Which lines hold the word "กอาช"? Copy each of them.

BEGIN SOURCE RECORDS

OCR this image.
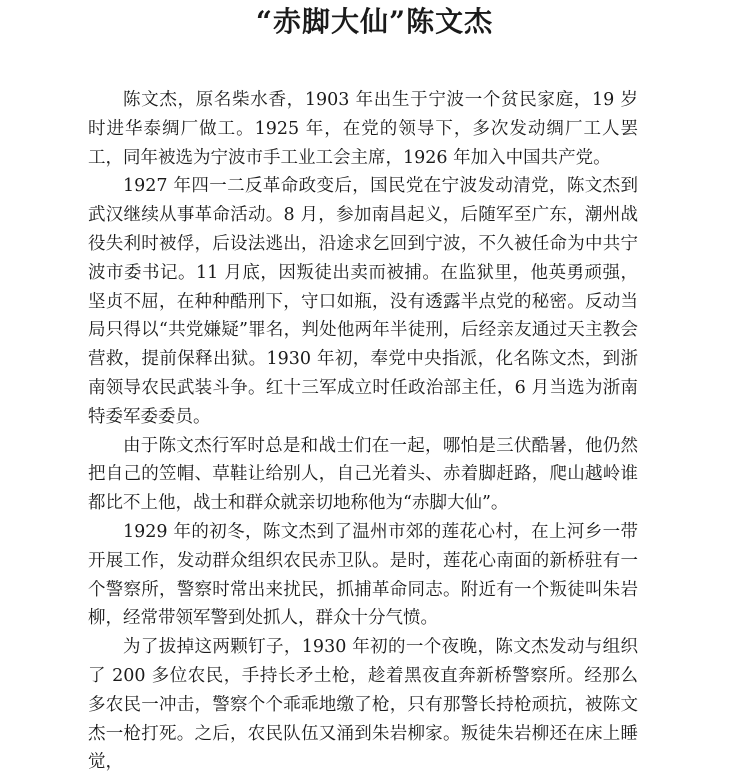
“赤脚大仙”陈文杰

陈文杰，原名柴水香，1903 年出生于宁波一个贫民家庭，19 岁时进华泰绸厂做工。1925 年，在党的领导下，多次发动绸厂工人罢工，同年被选为宁波市手工业工会主席，1926 年加入中国共产党。

1927 年四一二反革命政变后，国民党在宁波发动清党，陈文杰到武汉继续从事革命活动。8 月，参加南昌起义，后随军至广东，潮州战役失利时被俘，后设法逃出，沿途求乞回到宁波，不久被任命为中共宁波市委书记。11 月底，因叛徒出卖而被捕。在监狱里，他英勇顽强，坚贞不屈，在种种酷刑下，守口如瓶，没有透露半点党的秘密。反动当局只得以“共党嫌疑”罪名，判处他两年半徒刑，后经亲友通过天主教会营救，提前保释出狱。1930 年初，奉党中央指派，化名陈文杰，到浙南领导农民武装斗争。红十三军成立时任政治部主任，6 月当选为浙南特委军委委员。

由于陈文杰行军时总是和战士们在一起，哪怕是三伏酷暑，他仍然把自己的笠帽、草鞋让给别人，自己光着头、赤着脚赶路，爬山越岭谁都比不上他，战士和群众就亲切地称他为“赤脚大仙”。

1929 年的初冬，陈文杰到了温州市郊的莲花心村，在上河乡一带开展工作，发动群众组织农民赤卫队。是时，莲花心南面的新桥驻有一个警察所，警察时常出来扰民，抓捕革命同志。附近有一个叛徒叫朱岩柳，经常带领军警到处抓人，群众十分气愤。

为了拔掉这两颗钉子，1930 年初的一个夜晚，陈文杰发动与组织了 200 多位农民，手持长矛土枪，趁着黑夜直奔新桥警察所。经那么多农民一冲击，警察个个乖乖地缴了枪，只有那警长持枪顽抗，被陈文杰一枪打死。之后，农民队伍又涌到朱岩柳家。叛徒朱岩柳还在床上睡觉，
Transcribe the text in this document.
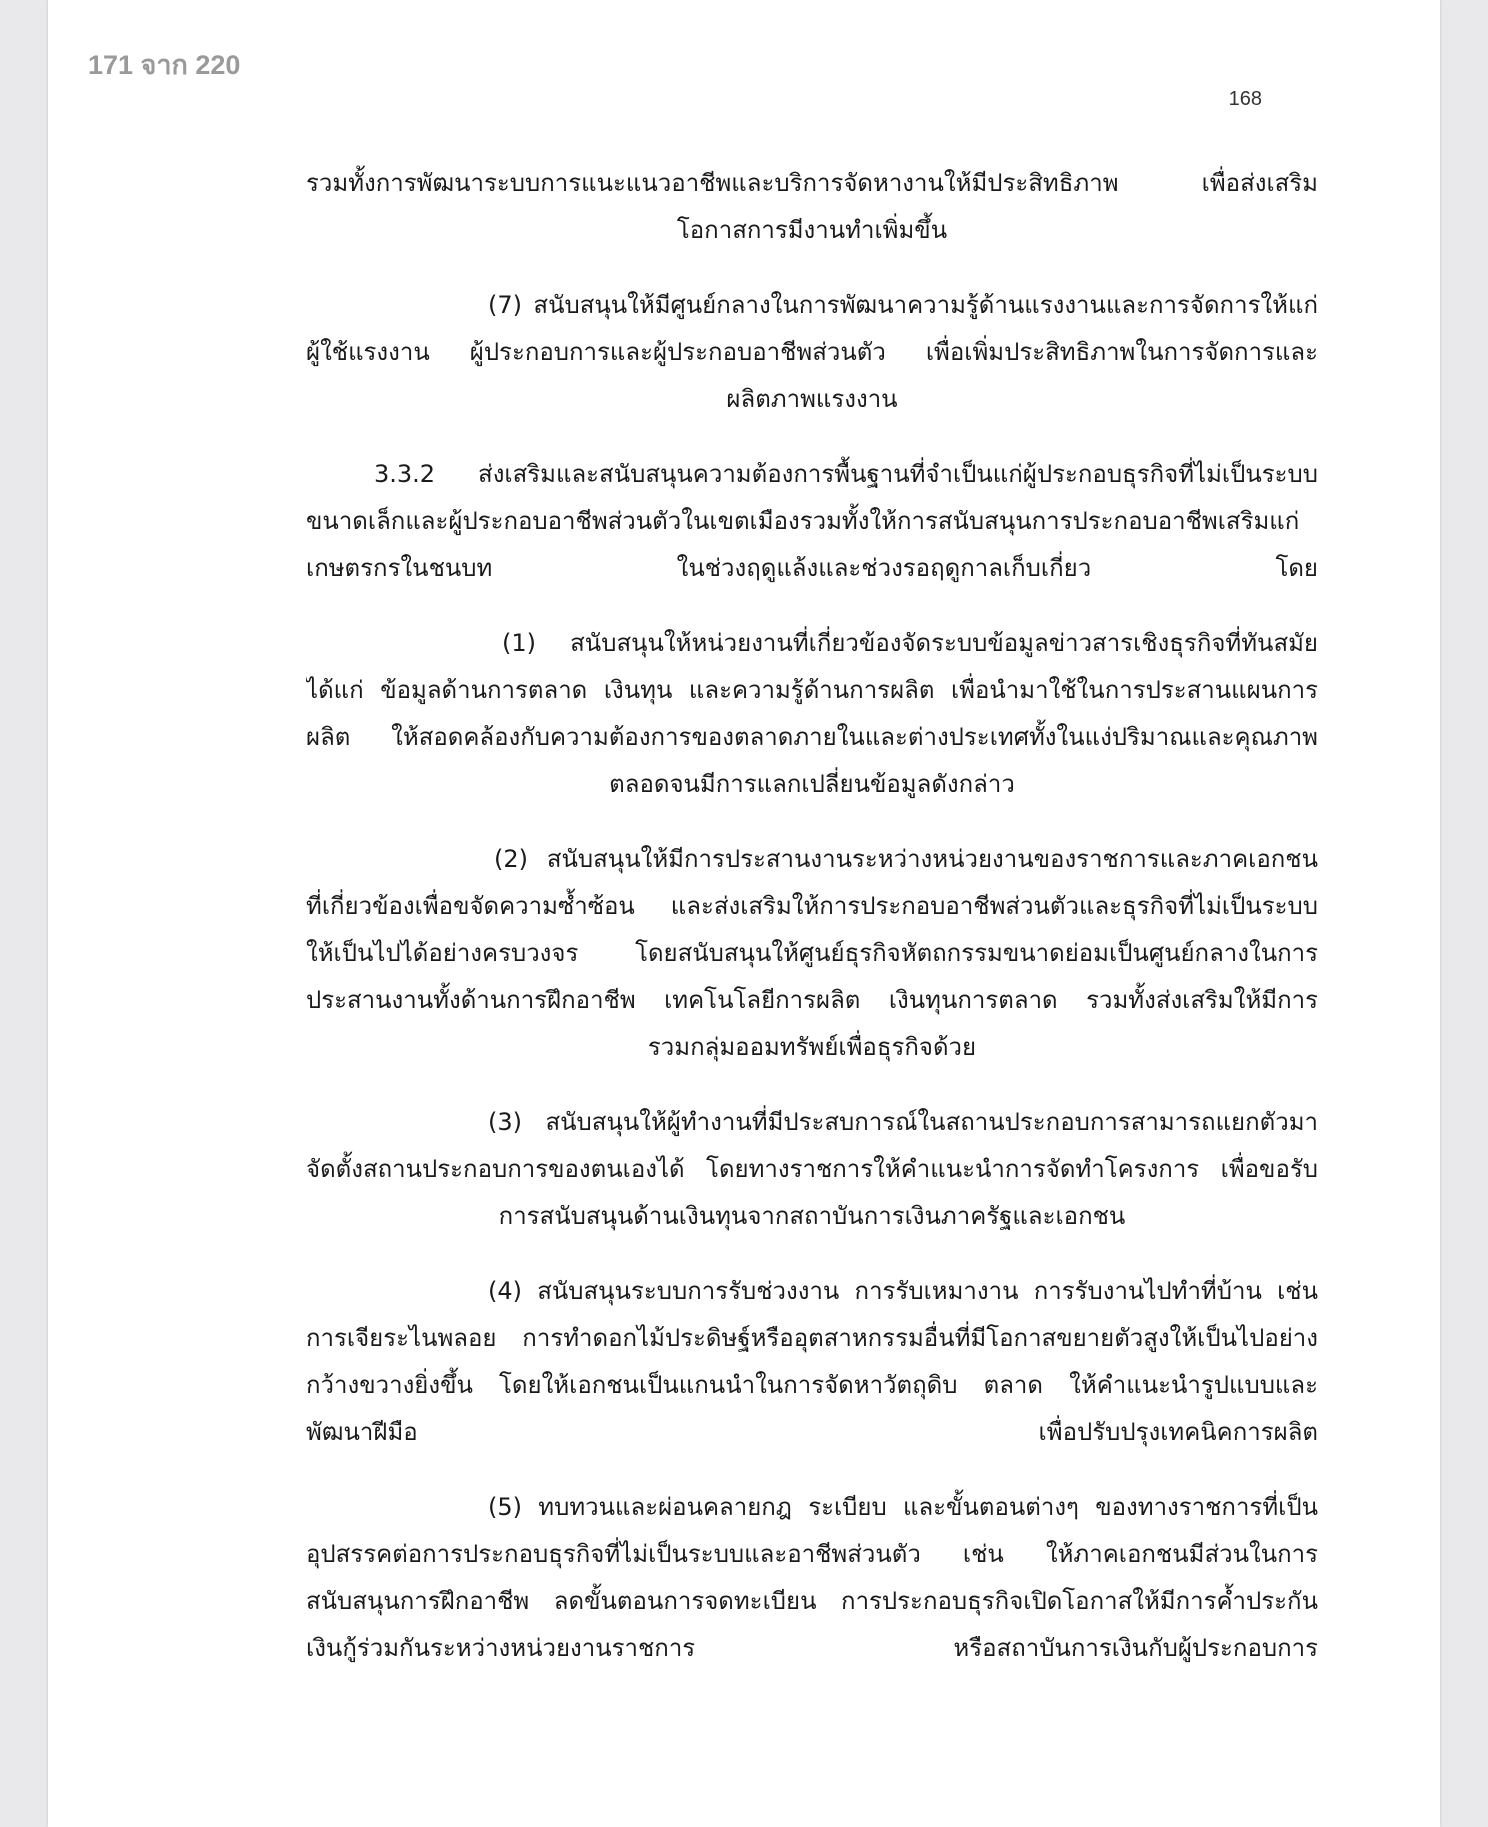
171 จาก 220
168
รวมทั้งการพัฒนาระบบการแนะแนวอาชีพและบริการจัดหางานให้มีประสิทธิภาพ เพื่อส่งเสริม
โอกาสการมีงานทำเพิ่มขึ้น
(7) สนับสนุนให้มีศูนย์กลางในการพัฒนาความรู้ด้านแรงงานและการจัดการให้แก่
ผู้ใช้แรงงาน ผู้ประกอบการและผู้ประกอบอาชีพส่วนตัว เพื่อเพิ่มประสิทธิภาพในการจัดการและ
ผลิตภาพแรงงาน
3.3.2 ส่งเสริมและสนับสนุนความต้องการพื้นฐานที่จำเป็นแก่ผู้ประกอบธุรกิจที่ไม่เป็นระบบ
ขนาดเล็กและผู้ประกอบอาชีพส่วนตัวในเขตเมืองรวมทั้งให้การสนับสนุนการประกอบอาชีพเสริมแก่
เกษตรกรในชนบท ในช่วงฤดูแล้งและช่วงรอฤดูกาลเก็บเกี่ยว โดย
(1) สนับสนุนให้หน่วยงานที่เกี่ยวข้องจัดระบบข้อมูลข่าวสารเชิงธุรกิจที่ทันสมัย
ได้แก่ ข้อมูลด้านการตลาด เงินทุน และความรู้ด้านการผลิต เพื่อนำมาใช้ในการประสานแผนการ
ผลิต ให้สอดคล้องกับความต้องการของตลาดภายในและต่างประเทศทั้งในแง่ปริมาณและคุณภาพ
ตลอดจนมีการแลกเปลี่ยนข้อมูลดังกล่าว
(2) สนับสนุนให้มีการประสานงานระหว่างหน่วยงานของราชการและภาคเอกชน
ที่เกี่ยวข้องเพื่อขจัดความซ้ำซ้อน และส่งเสริมให้การประกอบอาชีพส่วนตัวและธุรกิจที่ไม่เป็นระบบ
ให้เป็นไปได้อย่างครบวงจร โดยสนับสนุนให้ศูนย์ธุรกิจหัตถกรรมขนาดย่อมเป็นศูนย์กลางในการ
ประสานงานทั้งด้านการฝึกอาชีพ เทคโนโลยีการผลิต เงินทุนการตลาด รวมทั้งส่งเสริมให้มีการ
รวมกลุ่มออมทรัพย์เพื่อธุรกิจด้วย
(3) สนับสนุนให้ผู้ทำงานที่มีประสบการณ์ในสถานประกอบการสามารถแยกตัวมา
จัดตั้งสถานประกอบการของตนเองได้ โดยทางราชการให้คำแนะนำการจัดทำโครงการ เพื่อขอรับ
การสนับสนุนด้านเงินทุนจากสถาบันการเงินภาครัฐและเอกชน
(4) สนับสนุนระบบการรับช่วงงาน การรับเหมางาน การรับงานไปทำที่บ้าน เช่น
การเจียระไนพลอย การทำดอกไม้ประดิษฐ์หรืออุตสาหกรรมอื่นที่มีโอกาสขยายตัวสูงให้เป็นไปอย่าง
กว้างขวางยิ่งขึ้น โดยให้เอกชนเป็นแกนนำในการจัดหาวัตถุดิบ ตลาด ให้คำแนะนำรูปแบบและ
พัฒนาฝีมือ เพื่อปรับปรุงเทคนิคการผลิต
(5) ทบทวนและผ่อนคลายกฎ ระเบียบ และขั้นตอนต่างๆ ของทางราชการที่เป็น
อุปสรรคต่อการประกอบธุรกิจที่ไม่เป็นระบบและอาชีพส่วนตัว เช่น ให้ภาคเอกชนมีส่วนในการ
สนับสนุนการฝึกอาชีพ ลดขั้นตอนการจดทะเบียน การประกอบธุรกิจเปิดโอกาสให้มีการค้ำประกัน
เงินกู้ร่วมกันระหว่างหน่วยงานราชการ หรือสถาบันการเงินกับผู้ประกอบการ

END SOURCE RECORDS

__REPLY__.
ประสานงานทั้งด้านการฝึกอาชีพ เทคโนโลยีการผลิต เงินทุนการตลาด รวมทั้งส่งเสริมให้มีการ
สนับสนุนการฝึกอาชีพ ลดขั้นตอนการจดทะเบียน การประกอบธุรกิจเปิดโอกาสให้มีการค้ำประกัน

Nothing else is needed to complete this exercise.